━━━━━ Data shown ━━━━━

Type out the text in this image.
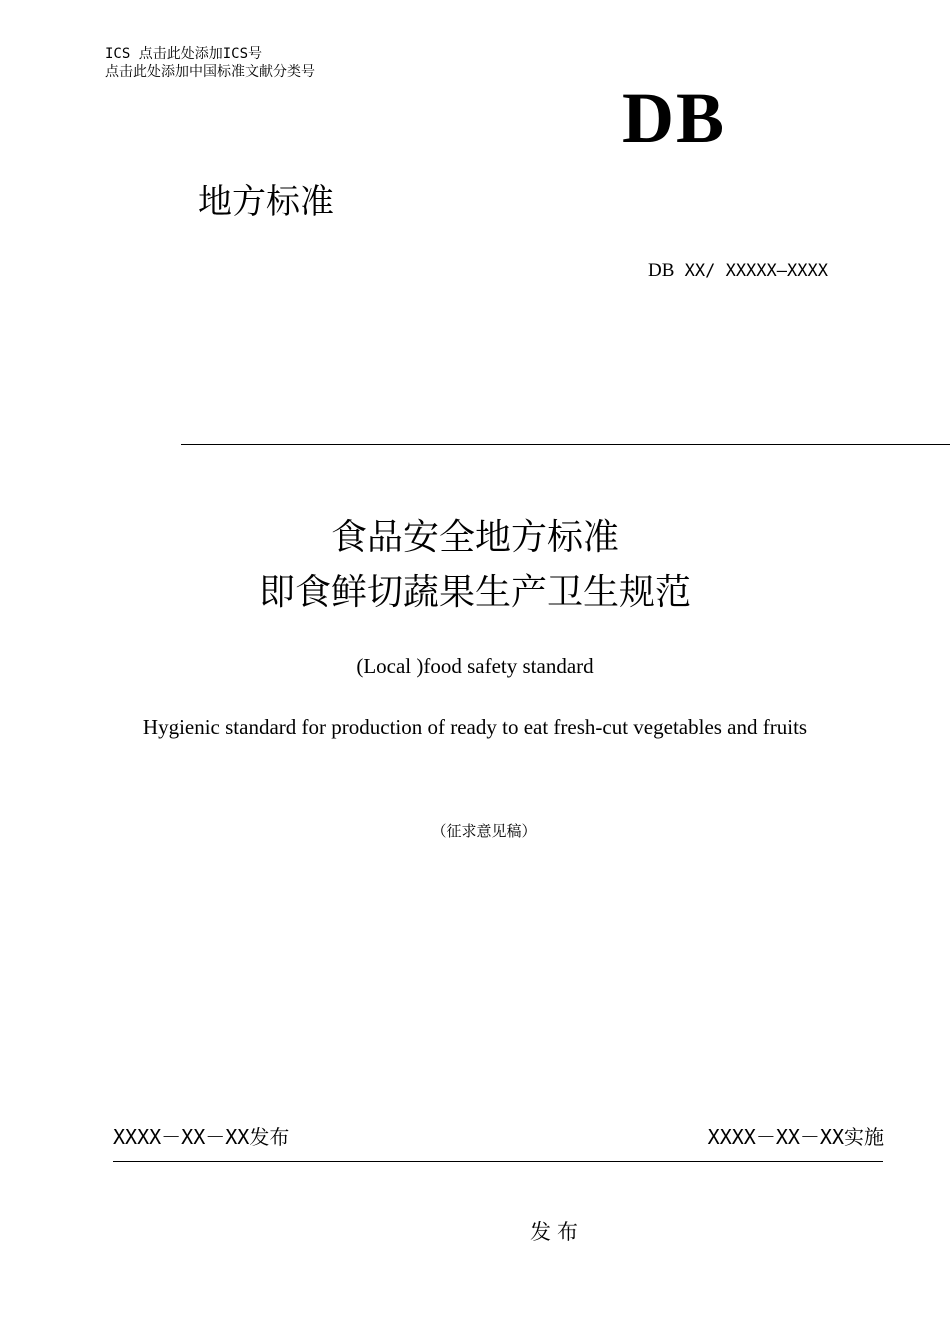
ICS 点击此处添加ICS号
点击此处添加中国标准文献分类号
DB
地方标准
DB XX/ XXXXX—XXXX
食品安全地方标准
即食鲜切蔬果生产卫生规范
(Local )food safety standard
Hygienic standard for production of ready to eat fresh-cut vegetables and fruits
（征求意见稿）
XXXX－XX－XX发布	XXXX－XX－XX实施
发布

━━━━━

■ Short exercise: Return the material exactly as given, apart from the pictures.

■ Problem solution:
Type out the text in this image.
ICS 点击此处添加ICS号
点击此处添加中国标准文献分类号
DB
地方标准
DB XX/ XXXXX—XXXX
食品安全地方标准
即食鲜切蔬果生产卫生规范
(Local )food safety standard
Hygienic standard for production of ready to eat fresh-cut vegetables and fruits
（征求意见稿）
XXXX－XX－XX发布	XXXX－XX－XX实施
发布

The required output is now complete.